DESCRIPTION OF THE TASK:
From the entries, copy each line that includes "erfarenhet".

▼▼▼

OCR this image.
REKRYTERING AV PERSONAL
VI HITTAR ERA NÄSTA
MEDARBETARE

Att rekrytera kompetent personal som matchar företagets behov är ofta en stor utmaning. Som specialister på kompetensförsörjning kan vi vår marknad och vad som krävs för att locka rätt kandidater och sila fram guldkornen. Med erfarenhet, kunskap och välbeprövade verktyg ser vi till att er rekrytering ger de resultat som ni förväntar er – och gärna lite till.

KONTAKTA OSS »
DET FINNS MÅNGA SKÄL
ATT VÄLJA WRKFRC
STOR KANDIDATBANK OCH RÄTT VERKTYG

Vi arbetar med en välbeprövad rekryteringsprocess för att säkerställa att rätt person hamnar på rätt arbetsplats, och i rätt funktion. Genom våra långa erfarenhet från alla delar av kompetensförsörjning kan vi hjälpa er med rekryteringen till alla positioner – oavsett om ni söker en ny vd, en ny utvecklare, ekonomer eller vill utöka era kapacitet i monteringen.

▲▲▲

YOUR RESPONSE:
Att rekrytera kompetent personal som matchar företagets behov är ofta en stor utmaning. Som specialister på kompetensförsörjning kan vi vår marknad och vad som krävs för att locka rätt kandidater och sila fram guldkornen. Med erfarenhet, kunskap och välbeprövade verktyg ser vi till att er rekrytering ger de resultat som ni förväntar er – och gärna lite till.
Vi arbetar med en välbeprövad rekryteringsprocess för att säkerställa att rätt person hamnar på rätt arbetsplats, och i rätt funktion. Genom våra långa erfarenhet från alla delar av kompetensförsörjning kan vi hjälpa er med rekryteringen till alla positioner – oavsett om ni söker en ny vd, en ny utvecklare, ekonomer eller vill utöka era kapacitet i monteringen.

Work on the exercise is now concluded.